> Your instructions: Word for word, copy all the data and drop the pictures.

** begin Data **

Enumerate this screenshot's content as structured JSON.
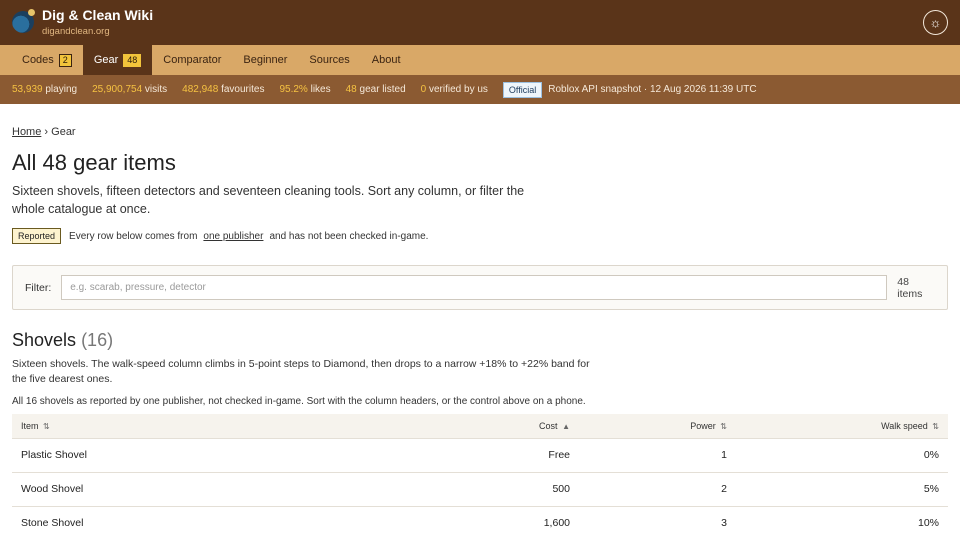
{
  "header": {
    "title": "Dig & Clean Wiki",
    "subtitle": "digandclean.org",
    "theme_icon": "sun-icon"
  },
  "nav": [
    {
      "label": "Codes",
      "badge": "2",
      "active": false
    },
    {
      "label": "Gear",
      "badge": "48",
      "active": true
    },
    {
      "label": "Comparator",
      "active": false
    },
    {
      "label": "Beginner",
      "active": false
    },
    {
      "label": "Sources",
      "active": false
    },
    {
      "label": "About",
      "active": false
    }
  ],
  "stats": {
    "playing": {
      "value": "53,939",
      "label": "playing"
    },
    "visits": {
      "value": "25,900,754",
      "label": "visits"
    },
    "favourites": {
      "value": "482,948",
      "label": "favourites"
    },
    "likes": {
      "value": "95.2%",
      "label": "likes"
    },
    "gear": {
      "value": "48",
      "label": "gear listed"
    },
    "verified": {
      "value": "0",
      "label": "verified by us"
    },
    "official_pill": "Official",
    "snapshot": "Roblox API snapshot · 12 Aug 2026 11:39 UTC"
  },
  "breadcrumb": {
    "home": "Home",
    "sep": "›",
    "current": "Gear"
  },
  "page": {
    "title": "All 48 gear items",
    "lead": "Sixteen shovels, fifteen detectors and seventeen cleaning tools. Sort any column, or filter the whole catalogue at once.",
    "notice_tag": "Reported",
    "notice_before": "Every row below comes from",
    "notice_link": "one publisher",
    "notice_after": "and has not been checked in-game."
  },
  "filter": {
    "label": "Filter:",
    "placeholder": "e.g. scarab, pressure, detector",
    "value": "",
    "count": "48 items"
  },
  "section": {
    "title": "Shovels",
    "count": "(16)",
    "lead": "Sixteen shovels. The walk-speed column climbs in 5-point steps to Diamond, then drops to a narrow +18% to +22% band for the five dearest ones.",
    "note": "All 16 shovels as reported by one publisher, not checked in-game. Sort with the column headers, or the control above on a phone."
  },
  "table": {
    "columns": [
      {
        "label": "Item",
        "sort": "⇅"
      },
      {
        "label": "Cost",
        "sort": "▲"
      },
      {
        "label": "Power",
        "sort": "⇅"
      },
      {
        "label": "Walk speed",
        "sort": "⇅"
      }
    ],
    "rows": [
      {
        "item": "Plastic Shovel",
        "cost": "Free",
        "power": "1",
        "walk": "0%"
      },
      {
        "item": "Wood Shovel",
        "cost": "500",
        "power": "2",
        "walk": "5%"
      },
      {
        "item": "Stone Shovel",
        "cost": "1,600",
        "power": "3",
        "walk": "10%"
      }
    ]
  }
}
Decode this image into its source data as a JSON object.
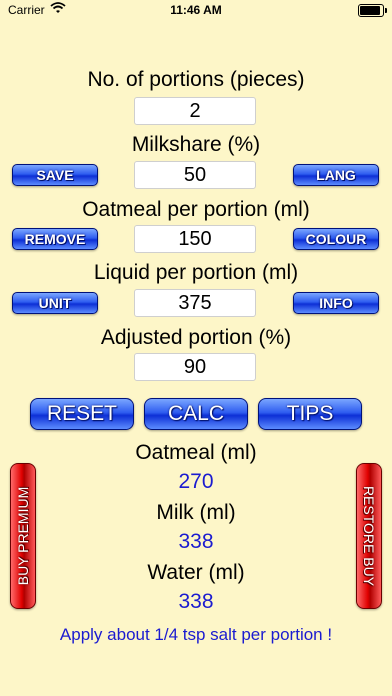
{
  "status_bar": {
    "carrier": "Carrier",
    "time": "11:46 AM",
    "wifi_icon": "wifi-icon",
    "battery_icon": "battery-icon"
  },
  "form": {
    "portions_label": "No. of portions (pieces)",
    "portions_value": "2",
    "milkshare_label": "Milkshare (%)",
    "milkshare_value": "50",
    "oatmeal_label": "Oatmeal per portion (ml)",
    "oatmeal_value": "150",
    "liquid_label": "Liquid per portion (ml)",
    "liquid_value": "375",
    "adjusted_label": "Adjusted portion (%)",
    "adjusted_value": "90"
  },
  "side_buttons": {
    "save": "SAVE",
    "lang": "LANG",
    "remove": "REMOVE",
    "colour": "COLOUR",
    "unit": "UNIT",
    "info": "INFO"
  },
  "actions": {
    "reset": "RESET",
    "calc": "CALC",
    "tips": "TIPS"
  },
  "results": {
    "oatmeal_label": "Oatmeal (ml)",
    "oatmeal_value": "270",
    "milk_label": "Milk (ml)",
    "milk_value": "338",
    "water_label": "Water (ml)",
    "water_value": "338"
  },
  "purchase": {
    "buy_premium": "BUY PREMIUM",
    "restore_buy": "RESTORE BUY"
  },
  "tip_text": "Apply about 1/4 tsp salt per portion !",
  "colors": {
    "background": "#fdf6c8",
    "button_blue": "#2f5df0",
    "button_red": "#e00000",
    "result_blue": "#1b1bd0"
  }
}
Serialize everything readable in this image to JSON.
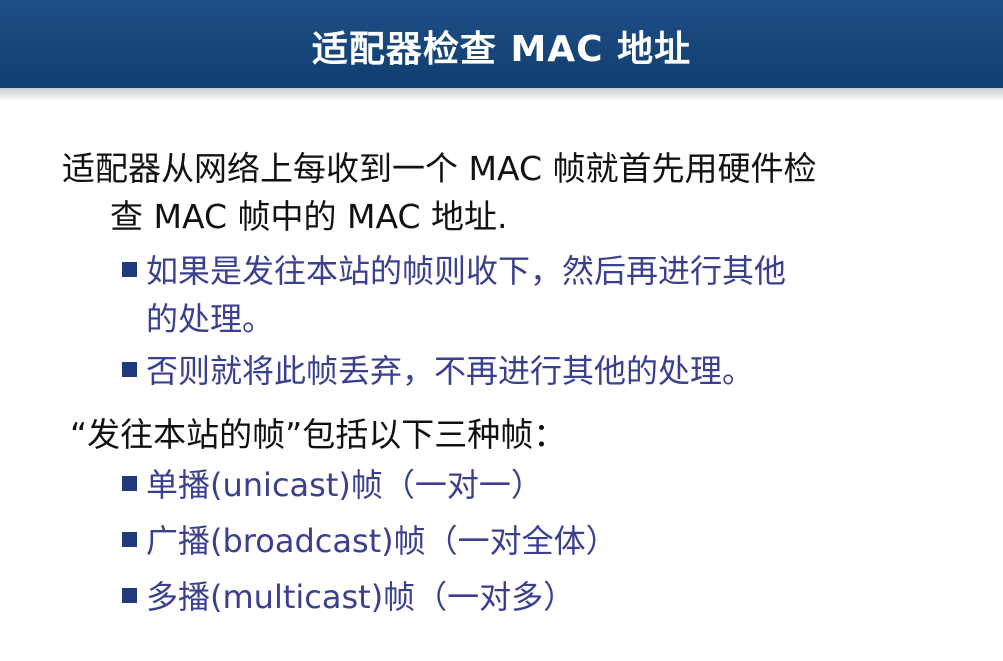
{
  "slide": {
    "title": "适配器检查 MAC 地址",
    "paragraph1": {
      "line1": "适配器从网络上每收到一个 MAC 帧就首先用硬件检",
      "line2": "查 MAC 帧中的 MAC 地址."
    },
    "sub1": {
      "line1": "如果是发往本站的帧则收下，然后再进行其他",
      "line2": "的处理。"
    },
    "sub2": "否则就将此帧丢弃，不再进行其他的处理。",
    "paragraph2": "“发往本站的帧”包括以下三种帧：",
    "frames": [
      "单播(unicast)帧（一对一）",
      "广播(broadcast)帧（一对全体）",
      "多播(multicast)帧（一对多）"
    ]
  },
  "colors": {
    "title_bar": "#1b4a80",
    "body_text": "#111111",
    "sub_text": "#3a3f8f",
    "bullet": "#1f3a7a"
  }
}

** end Data **

> Solution to this exercise:
Enumerate this screenshot's content as structured JSON.
{
  "header": {
    "title": "Dig & Clean Wiki",
    "subtitle": "digandclean.org",
    "theme_icon": "sun-icon"
  },
  "nav": [
    {
      "label": "Codes",
      "badge": "2",
      "active": false
    },
    {
      "label": "Gear",
      "badge": "48",
      "active": true
    },
    {
      "label": "Comparator",
      "active": false
    },
    {
      "label": "Beginner",
      "active": false
    },
    {
      "label": "Sources",
      "active": false
    },
    {
      "label": "About",
      "active": false
    }
  ],
  "stats": {
    "playing": {
      "value": "53,939",
      "label": "playing"
    },
    "visits": {
      "value": "25,900,754",
      "label": "visits"
    },
    "favourites": {
      "value": "482,948",
      "label": "favourites"
    },
    "likes": {
      "value": "95.2%",
      "label": "likes"
    },
    "gear": {
      "value": "48",
      "label": "gear listed"
    },
    "verified": {
      "value": "0",
      "label": "verified by us"
    },
    "official_pill": "Official",
    "snapshot": "Roblox API snapshot · 12 Aug 2026 11:39 UTC"
  },
  "breadcrumb": {
    "home": "Home",
    "sep": "›",
    "current": "Gear"
  },
  "page": {
    "title": "All 48 gear items",
    "lead": "Sixteen shovels, fifteen detectors and seventeen cleaning tools. Sort any column, or filter the whole catalogue at once.",
    "notice_tag": "Reported",
    "notice_before": "Every row below comes from",
    "notice_link": "one publisher",
    "notice_after": "and has not been checked in-game."
  },
  "filter": {
    "label": "Filter:",
    "placeholder": "e.g. scarab, pressure, detector",
    "value": "",
    "count": "48 items"
  },
  "section": {
    "title": "Shovels",
    "count": "(16)",
    "lead": "Sixteen shovels. The walk-speed column climbs in 5-point steps to Diamond, then drops to a narrow +18% to +22% band for the five dearest ones.",
    "note": "All 16 shovels as reported by one publisher, not checked in-game. Sort with the column headers, or the control above on a phone."
  },
  "table": {
    "columns": [
      {
        "label": "Item",
        "sort": "⇅"
      },
      {
        "label": "Cost",
        "sort": "▲"
      },
      {
        "label": "Power",
        "sort": "⇅"
      },
      {
        "label": "Walk speed",
        "sort": "⇅"
      }
    ],
    "rows": [
      {
        "item": "Plastic Shovel",
        "cost": "Free",
        "power": "1",
        "walk": "0%"
      },
      {
        "item": "Wood Shovel",
        "cost": "500",
        "power": "2",
        "walk": "5%"
      },
      {
        "item": "Stone Shovel",
        "cost": "1,600",
        "power": "3",
        "walk": "10%"
      }
    ]
  }
}
Decode this image into its source data as a JSON object.
{
  "status_bar": {
    "carrier": "Carrier",
    "time": "11:46 AM",
    "wifi_icon": "wifi-icon",
    "battery_icon": "battery-icon"
  },
  "form": {
    "portions_label": "No. of portions (pieces)",
    "portions_value": "2",
    "milkshare_label": "Milkshare (%)",
    "milkshare_value": "50",
    "oatmeal_label": "Oatmeal per portion (ml)",
    "oatmeal_value": "150",
    "liquid_label": "Liquid per portion (ml)",
    "liquid_value": "375",
    "adjusted_label": "Adjusted portion (%)",
    "adjusted_value": "90"
  },
  "side_buttons": {
    "save": "SAVE",
    "lang": "LANG",
    "remove": "REMOVE",
    "colour": "COLOUR",
    "unit": "UNIT",
    "info": "INFO"
  },
  "actions": {
    "reset": "RESET",
    "calc": "CALC",
    "tips": "TIPS"
  },
  "results": {
    "oatmeal_label": "Oatmeal (ml)",
    "oatmeal_value": "270",
    "milk_label": "Milk (ml)",
    "milk_value": "338",
    "water_label": "Water (ml)",
    "water_value": "338"
  },
  "purchase": {
    "buy_premium": "BUY PREMIUM",
    "restore_buy": "RESTORE BUY"
  },
  "tip_text": "Apply about 1/4 tsp salt per portion !",
  "colors": {
    "background": "#fdf6c8",
    "button_blue": "#2f5df0",
    "button_red": "#e00000",
    "result_blue": "#1b1bd0"
  }
}
Serialize everything readable in this image to JSON.
{
  "slide": {
    "title": "适配器检查 MAC 地址",
    "paragraph1": {
      "line1": "适配器从网络上每收到一个 MAC 帧就首先用硬件检",
      "line2": "查 MAC 帧中的 MAC 地址."
    },
    "sub1": {
      "line1": "如果是发往本站的帧则收下，然后再进行其他",
      "line2": "的处理。"
    },
    "sub2": "否则就将此帧丢弃，不再进行其他的处理。",
    "paragraph2": "“发往本站的帧”包括以下三种帧：",
    "frames": [
      "单播(unicast)帧（一对一）",
      "广播(broadcast)帧（一对全体）",
      "多播(multicast)帧（一对多）"
    ]
  },
  "colors": {
    "title_bar": "#1b4a80",
    "body_text": "#111111",
    "sub_text": "#3a3f8f",
    "bullet": "#1f3a7a"
  }
}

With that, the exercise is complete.